WHAT TO WORK ON:
The whole listing, from first line to last: copy it exactly.
---
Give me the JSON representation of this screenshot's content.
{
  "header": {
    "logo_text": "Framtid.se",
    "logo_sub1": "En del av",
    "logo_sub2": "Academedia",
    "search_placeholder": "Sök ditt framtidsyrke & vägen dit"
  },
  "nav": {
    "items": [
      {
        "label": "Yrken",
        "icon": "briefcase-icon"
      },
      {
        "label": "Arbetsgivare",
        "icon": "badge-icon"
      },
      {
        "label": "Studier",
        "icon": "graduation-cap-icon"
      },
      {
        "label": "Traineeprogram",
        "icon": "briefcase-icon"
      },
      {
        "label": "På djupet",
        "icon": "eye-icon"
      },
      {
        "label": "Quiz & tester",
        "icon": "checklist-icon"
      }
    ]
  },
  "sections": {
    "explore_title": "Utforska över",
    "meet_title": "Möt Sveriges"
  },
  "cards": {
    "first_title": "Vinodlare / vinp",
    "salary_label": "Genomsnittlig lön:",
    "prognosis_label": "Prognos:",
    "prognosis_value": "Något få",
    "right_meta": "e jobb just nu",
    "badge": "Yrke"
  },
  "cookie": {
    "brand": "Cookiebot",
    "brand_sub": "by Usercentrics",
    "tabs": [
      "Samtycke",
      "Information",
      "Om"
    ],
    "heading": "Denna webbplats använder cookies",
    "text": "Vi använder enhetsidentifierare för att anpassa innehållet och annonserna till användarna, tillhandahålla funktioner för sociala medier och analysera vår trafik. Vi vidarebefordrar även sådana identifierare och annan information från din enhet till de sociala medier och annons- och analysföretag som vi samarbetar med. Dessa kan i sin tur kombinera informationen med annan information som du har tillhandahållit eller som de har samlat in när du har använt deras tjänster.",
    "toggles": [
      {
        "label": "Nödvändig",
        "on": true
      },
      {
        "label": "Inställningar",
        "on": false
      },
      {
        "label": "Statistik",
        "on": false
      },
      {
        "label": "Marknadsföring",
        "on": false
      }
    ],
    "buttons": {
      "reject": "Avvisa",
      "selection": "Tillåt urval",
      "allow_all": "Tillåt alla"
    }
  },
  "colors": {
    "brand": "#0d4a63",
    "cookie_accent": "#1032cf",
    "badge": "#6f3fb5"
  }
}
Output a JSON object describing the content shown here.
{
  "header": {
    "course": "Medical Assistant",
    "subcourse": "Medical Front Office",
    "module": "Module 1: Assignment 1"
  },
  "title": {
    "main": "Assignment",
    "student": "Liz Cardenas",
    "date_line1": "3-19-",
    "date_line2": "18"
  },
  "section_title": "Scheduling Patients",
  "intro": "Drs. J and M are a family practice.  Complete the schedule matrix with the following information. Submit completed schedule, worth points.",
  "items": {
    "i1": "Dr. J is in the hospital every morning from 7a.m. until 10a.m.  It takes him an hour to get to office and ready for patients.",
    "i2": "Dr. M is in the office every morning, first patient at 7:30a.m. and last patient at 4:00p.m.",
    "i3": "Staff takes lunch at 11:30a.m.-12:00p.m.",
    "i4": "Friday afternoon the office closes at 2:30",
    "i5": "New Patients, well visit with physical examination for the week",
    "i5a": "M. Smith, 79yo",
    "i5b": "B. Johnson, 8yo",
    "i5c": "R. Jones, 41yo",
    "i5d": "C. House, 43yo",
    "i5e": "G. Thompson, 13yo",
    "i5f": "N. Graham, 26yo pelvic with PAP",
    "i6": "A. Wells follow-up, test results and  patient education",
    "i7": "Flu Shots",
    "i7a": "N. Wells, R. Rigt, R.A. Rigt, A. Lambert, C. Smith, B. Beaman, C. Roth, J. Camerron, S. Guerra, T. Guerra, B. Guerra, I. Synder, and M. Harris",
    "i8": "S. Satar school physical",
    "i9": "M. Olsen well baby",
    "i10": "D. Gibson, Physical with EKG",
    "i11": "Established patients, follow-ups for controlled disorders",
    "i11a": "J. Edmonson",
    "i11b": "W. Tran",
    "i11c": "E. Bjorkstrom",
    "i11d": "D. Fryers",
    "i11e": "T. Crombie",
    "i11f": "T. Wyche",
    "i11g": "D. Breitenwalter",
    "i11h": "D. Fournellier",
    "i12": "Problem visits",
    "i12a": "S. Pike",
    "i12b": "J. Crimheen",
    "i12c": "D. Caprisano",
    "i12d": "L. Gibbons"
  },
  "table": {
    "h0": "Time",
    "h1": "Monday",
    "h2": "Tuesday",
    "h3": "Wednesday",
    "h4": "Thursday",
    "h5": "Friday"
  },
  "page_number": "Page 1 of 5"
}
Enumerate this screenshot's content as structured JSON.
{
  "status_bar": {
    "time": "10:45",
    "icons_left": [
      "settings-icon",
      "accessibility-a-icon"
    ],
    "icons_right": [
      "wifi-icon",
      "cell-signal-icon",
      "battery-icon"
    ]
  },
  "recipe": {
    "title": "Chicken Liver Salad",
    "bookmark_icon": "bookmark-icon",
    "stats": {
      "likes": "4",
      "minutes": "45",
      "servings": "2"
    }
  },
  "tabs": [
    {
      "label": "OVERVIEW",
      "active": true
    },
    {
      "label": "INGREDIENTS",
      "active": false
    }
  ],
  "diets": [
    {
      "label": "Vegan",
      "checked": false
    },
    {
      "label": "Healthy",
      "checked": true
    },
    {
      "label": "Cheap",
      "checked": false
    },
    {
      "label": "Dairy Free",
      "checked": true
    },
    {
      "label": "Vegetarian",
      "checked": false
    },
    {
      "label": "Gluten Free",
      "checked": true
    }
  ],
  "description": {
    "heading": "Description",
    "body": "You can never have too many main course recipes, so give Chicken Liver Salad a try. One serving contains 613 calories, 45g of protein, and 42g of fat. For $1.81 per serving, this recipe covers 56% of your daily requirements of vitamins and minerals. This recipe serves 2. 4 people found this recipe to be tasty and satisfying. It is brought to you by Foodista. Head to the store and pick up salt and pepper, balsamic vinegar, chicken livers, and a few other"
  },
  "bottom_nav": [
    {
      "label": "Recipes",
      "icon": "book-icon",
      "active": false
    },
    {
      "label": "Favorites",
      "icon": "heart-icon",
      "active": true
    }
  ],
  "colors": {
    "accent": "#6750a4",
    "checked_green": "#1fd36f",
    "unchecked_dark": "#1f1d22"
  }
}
---
SOLUTION TO THIS TASK:
Give me the JSON representation of this screenshot's content.
{
  "header": {
    "logo_text": "Framtid.se",
    "logo_sub1": "En del av",
    "logo_sub2": "Academedia",
    "search_placeholder": "Sök ditt framtidsyrke & vägen dit"
  },
  "nav": {
    "items": [
      {
        "label": "Yrken",
        "icon": "briefcase-icon"
      },
      {
        "label": "Arbetsgivare",
        "icon": "badge-icon"
      },
      {
        "label": "Studier",
        "icon": "graduation-cap-icon"
      },
      {
        "label": "Traineeprogram",
        "icon": "briefcase-icon"
      },
      {
        "label": "På djupet",
        "icon": "eye-icon"
      },
      {
        "label": "Quiz & tester",
        "icon": "checklist-icon"
      }
    ]
  },
  "sections": {
    "explore_title": "Utforska över",
    "meet_title": "Möt Sveriges"
  },
  "cards": {
    "first_title": "Vinodlare / vinp",
    "salary_label": "Genomsnittlig lön:",
    "prognosis_label": "Prognos:",
    "prognosis_value": "Något få",
    "right_meta": "e jobb just nu",
    "badge": "Yrke"
  },
  "cookie": {
    "brand": "Cookiebot",
    "brand_sub": "by Usercentrics",
    "tabs": [
      "Samtycke",
      "Information",
      "Om"
    ],
    "heading": "Denna webbplats använder cookies",
    "text": "Vi använder enhetsidentifierare för att anpassa innehållet och annonserna till användarna, tillhandahålla funktioner för sociala medier och analysera vår trafik. Vi vidarebefordrar även sådana identifierare och annan information från din enhet till de sociala medier och annons- och analysföretag som vi samarbetar med. Dessa kan i sin tur kombinera informationen med annan information som du har tillhandahållit eller som de har samlat in när du har använt deras tjänster.",
    "toggles": [
      {
        "label": "Nödvändig",
        "on": true
      },
      {
        "label": "Inställningar",
        "on": false
      },
      {
        "label": "Statistik",
        "on": false
      },
      {
        "label": "Marknadsföring",
        "on": false
      }
    ],
    "buttons": {
      "reject": "Avvisa",
      "selection": "Tillåt urval",
      "allow_all": "Tillåt alla"
    }
  },
  "colors": {
    "brand": "#0d4a63",
    "cookie_accent": "#1032cf",
    "badge": "#6f3fb5"
  }
}
Output a JSON object describing the content shown here.
{
  "header": {
    "course": "Medical Assistant",
    "subcourse": "Medical Front Office",
    "module": "Module 1: Assignment 1"
  },
  "title": {
    "main": "Assignment",
    "student": "Liz Cardenas",
    "date_line1": "3-19-",
    "date_line2": "18"
  },
  "section_title": "Scheduling Patients",
  "intro": "Drs. J and M are a family practice.  Complete the schedule matrix with the following information. Submit completed schedule, worth points.",
  "items": {
    "i1": "Dr. J is in the hospital every morning from 7a.m. until 10a.m.  It takes him an hour to get to office and ready for patients.",
    "i2": "Dr. M is in the office every morning, first patient at 7:30a.m. and last patient at 4:00p.m.",
    "i3": "Staff takes lunch at 11:30a.m.-12:00p.m.",
    "i4": "Friday afternoon the office closes at 2:30",
    "i5": "New Patients, well visit with physical examination for the week",
    "i5a": "M. Smith, 79yo",
    "i5b": "B. Johnson, 8yo",
    "i5c": "R. Jones, 41yo",
    "i5d": "C. House, 43yo",
    "i5e": "G. Thompson, 13yo",
    "i5f": "N. Graham, 26yo pelvic with PAP",
    "i6": "A. Wells follow-up, test results and  patient education",
    "i7": "Flu Shots",
    "i7a": "N. Wells, R. Rigt, R.A. Rigt, A. Lambert, C. Smith, B. Beaman, C. Roth, J. Camerron, S. Guerra, T. Guerra, B. Guerra, I. Synder, and M. Harris",
    "i8": "S. Satar school physical",
    "i9": "M. Olsen well baby",
    "i10": "D. Gibson, Physical with EKG",
    "i11": "Established patients, follow-ups for controlled disorders",
    "i11a": "J. Edmonson",
    "i11b": "W. Tran",
    "i11c": "E. Bjorkstrom",
    "i11d": "D. Fryers",
    "i11e": "T. Crombie",
    "i11f": "T. Wyche",
    "i11g": "D. Breitenwalter",
    "i11h": "D. Fournellier",
    "i12": "Problem visits",
    "i12a": "S. Pike",
    "i12b": "J. Crimheen",
    "i12c": "D. Caprisano",
    "i12d": "L. Gibbons"
  },
  "table": {
    "h0": "Time",
    "h1": "Monday",
    "h2": "Tuesday",
    "h3": "Wednesday",
    "h4": "Thursday",
    "h5": "Friday"
  },
  "page_number": "Page 1 of 5"
}
Enumerate this screenshot's content as structured JSON.
{
  "status_bar": {
    "time": "10:45",
    "icons_left": [
      "settings-icon",
      "accessibility-a-icon"
    ],
    "icons_right": [
      "wifi-icon",
      "cell-signal-icon",
      "battery-icon"
    ]
  },
  "recipe": {
    "title": "Chicken Liver Salad",
    "bookmark_icon": "bookmark-icon",
    "stats": {
      "likes": "4",
      "minutes": "45",
      "servings": "2"
    }
  },
  "tabs": [
    {
      "label": "OVERVIEW",
      "active": true
    },
    {
      "label": "INGREDIENTS",
      "active": false
    }
  ],
  "diets": [
    {
      "label": "Vegan",
      "checked": false
    },
    {
      "label": "Healthy",
      "checked": true
    },
    {
      "label": "Cheap",
      "checked": false
    },
    {
      "label": "Dairy Free",
      "checked": true
    },
    {
      "label": "Vegetarian",
      "checked": false
    },
    {
      "label": "Gluten Free",
      "checked": true
    }
  ],
  "description": {
    "heading": "Description",
    "body": "You can never have too many main course recipes, so give Chicken Liver Salad a try. One serving contains 613 calories, 45g of protein, and 42g of fat. For $1.81 per serving, this recipe covers 56% of your daily requirements of vitamins and minerals. This recipe serves 2. 4 people found this recipe to be tasty and satisfying. It is brought to you by Foodista. Head to the store and pick up salt and pepper, balsamic vinegar, chicken livers, and a few other"
  },
  "bottom_nav": [
    {
      "label": "Recipes",
      "icon": "book-icon",
      "active": false
    },
    {
      "label": "Favorites",
      "icon": "heart-icon",
      "active": true
    }
  ],
  "colors": {
    "accent": "#6750a4",
    "checked_green": "#1fd36f",
    "unchecked_dark": "#1f1d22"
  }
}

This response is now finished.